_Instructions to follow_.
Your task is to copy the listing exactly. Drop any pictures from the copy.

Data entries:
<<<<

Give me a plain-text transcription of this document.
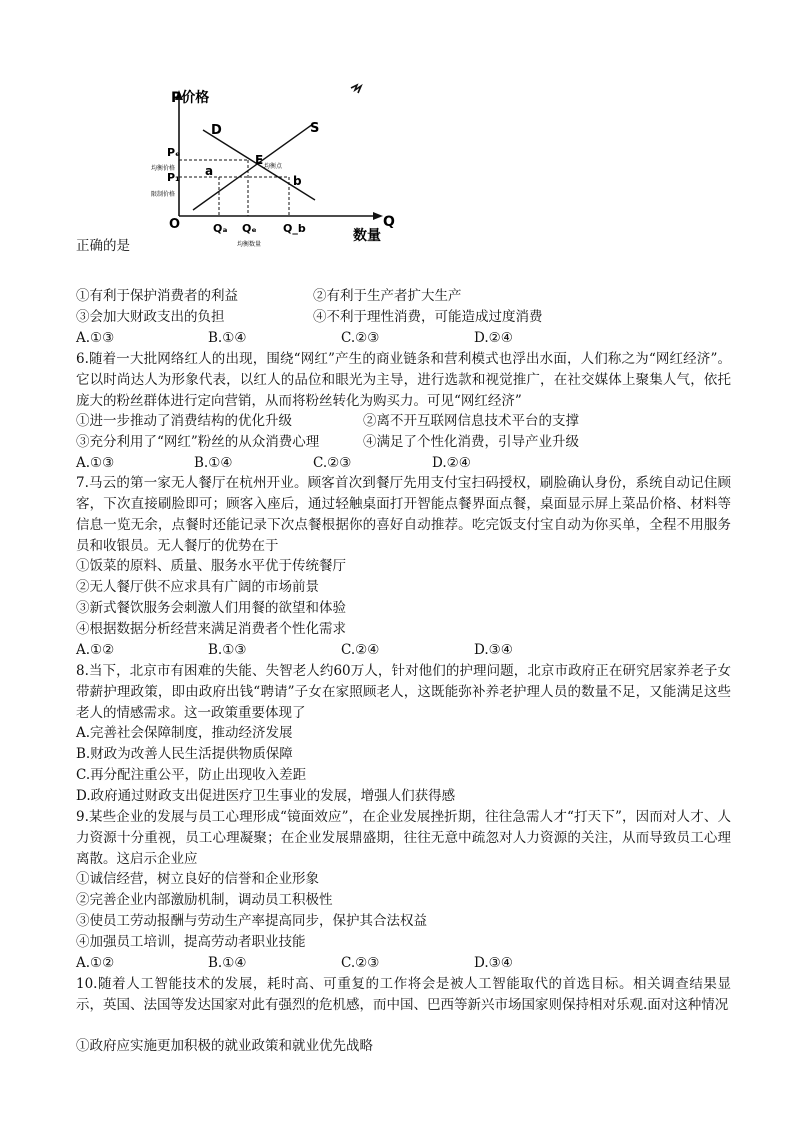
P价格
Q
数量
O
D	S
Pₑ
均衡价格
P₁
限制价格
E 均衡点
a
b
Qₐ Qₑ Q_b
均衡数量
正确的是
①有利于保护消费者的利益	②有利于生产者扩大生产
③会加大财政支出的负担	④不利于理性消费，可能造成过度消费
A.①③	B.①④	C.②③	D.②④
6.随着一大批网络红人的出现，围绕“网红”产生的商业链条和营利模式也浮出水面，人们称之为“网红经济”。它以时尚达人为形象代表，以红人的品位和眼光为主导，进行选款和视觉推广，在社交媒体上聚集人气，依托庞大的粉丝群体进行定向营销，从而将粉丝转化为购买力。可见“网红经济”
①进一步推动了消费结构的优化升级	②离不开互联网信息技术平台的支撑
③充分利用了“网红”粉丝的从众消费心理	④满足了个性化消费，引导产业升级
A.①③	B.①④	C.②③	D.②④
7.马云的第一家无人餐厅在杭州开业。顾客首次到餐厅先用支付宝扫码授权，刷脸确认身份，系统自动记住顾客，下次直接刷脸即可；顾客入座后，通过轻触桌面打开智能点餐界面点餐，桌面显示屏上菜品价格、材料等信息一览无余，点餐时还能记录下次点餐根据你的喜好自动推荐。吃完饭支付宝自动为你买单，全程不用服务员和收银员。无人餐厅的优势在于
①饭菜的原料、质量、服务水平优于传统餐厅
②无人餐厅供不应求具有广阔的市场前景
③新式餐饮服务会刺激人们用餐的欲望和体验
④根据数据分析经营来满足消费者个性化需求
A.①②	B.①③	C.②④	D.③④
8.当下，北京市有困难的失能、失智老人约60万人，针对他们的护理问题，北京市政府正在研究居家养老子女带薪护理政策，即由政府出钱“聘请”子女在家照顾老人，这既能弥补养老护理人员的数量不足，又能满足这些老人的情感需求。这一政策重要体现了
A.完善社会保障制度，推动经济发展
B.财政为改善人民生活提供物质保障
C.再分配注重公平，防止出现收入差距
D.政府通过财政支出促进医疗卫生事业的发展，增强人们获得感
9.某些企业的发展与员工心理形成“镜面效应”，在企业发展挫折期，往往急需人才“打天下”，因而对人才、人力资源十分重视，员工心理凝聚；在企业发展鼎盛期，往往无意中疏忽对人力资源的关注，从而导致员工心理离散。这启示企业应
①诚信经营，树立良好的信誉和企业形象
②完善企业内部激励机制，调动员工积极性
③使员工劳动报酬与劳动生产率提高同步，保护其合法权益
④加强员工培训，提高劳动者职业技能
A.①②	B.①④	C.②③	D.③④
10.随着人工智能技术的发展，耗时高、可重复的工作将会是被人工智能取代的首选目标。相关调查结果显示，英国、法国等发达国家对此有强烈的危机感，而中国、巴西等新兴市场国家则保持相对乐观.面对这种情况
①政府应实施更加积极的就业政策和就业优先战略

>>>>

_Answer for the task_.
Give me a plain-text transcription of this document.
P价格
Q
数量
O
D	S
Pₑ
均衡价格
P₁
限制价格
E 均衡点
a
b
Qₐ Qₑ Q_b
均衡数量
正确的是
①有利于保护消费者的利益	②有利于生产者扩大生产
③会加大财政支出的负担	④不利于理性消费，可能造成过度消费
A.①③	B.①④	C.②③	D.②④
6.随着一大批网络红人的出现，围绕“网红”产生的商业链条和营利模式也浮出水面，人们称之为“网红经济”。它以时尚达人为形象代表，以红人的品位和眼光为主导，进行选款和视觉推广，在社交媒体上聚集人气，依托庞大的粉丝群体进行定向营销，从而将粉丝转化为购买力。可见“网红经济”
①进一步推动了消费结构的优化升级	②离不开互联网信息技术平台的支撑
③充分利用了“网红”粉丝的从众消费心理	④满足了个性化消费，引导产业升级
A.①③	B.①④	C.②③	D.②④
7.马云的第一家无人餐厅在杭州开业。顾客首次到餐厅先用支付宝扫码授权，刷脸确认身份，系统自动记住顾客，下次直接刷脸即可；顾客入座后，通过轻触桌面打开智能点餐界面点餐，桌面显示屏上菜品价格、材料等信息一览无余，点餐时还能记录下次点餐根据你的喜好自动推荐。吃完饭支付宝自动为你买单，全程不用服务员和收银员。无人餐厅的优势在于
①饭菜的原料、质量、服务水平优于传统餐厅
②无人餐厅供不应求具有广阔的市场前景
③新式餐饮服务会刺激人们用餐的欲望和体验
④根据数据分析经营来满足消费者个性化需求
A.①②	B.①③	C.②④	D.③④
8.当下，北京市有困难的失能、失智老人约60万人，针对他们的护理问题，北京市政府正在研究居家养老子女带薪护理政策，即由政府出钱“聘请”子女在家照顾老人，这既能弥补养老护理人员的数量不足，又能满足这些老人的情感需求。这一政策重要体现了
A.完善社会保障制度，推动经济发展
B.财政为改善人民生活提供物质保障
C.再分配注重公平，防止出现收入差距
D.政府通过财政支出促进医疗卫生事业的发展，增强人们获得感
9.某些企业的发展与员工心理形成“镜面效应”，在企业发展挫折期，往往急需人才“打天下”，因而对人才、人力资源十分重视，员工心理凝聚；在企业发展鼎盛期，往往无意中疏忽对人力资源的关注，从而导致员工心理离散。这启示企业应
①诚信经营，树立良好的信誉和企业形象
②完善企业内部激励机制，调动员工积极性
③使员工劳动报酬与劳动生产率提高同步，保护其合法权益
④加强员工培训，提高劳动者职业技能
A.①②	B.①④	C.②③	D.③④
10.随着人工智能技术的发展，耗时高、可重复的工作将会是被人工智能取代的首选目标。相关调查结果显示，英国、法国等发达国家对此有强烈的危机感，而中国、巴西等新兴市场国家则保持相对乐观.面对这种情况
①政府应实施更加积极的就业政策和就业优先战略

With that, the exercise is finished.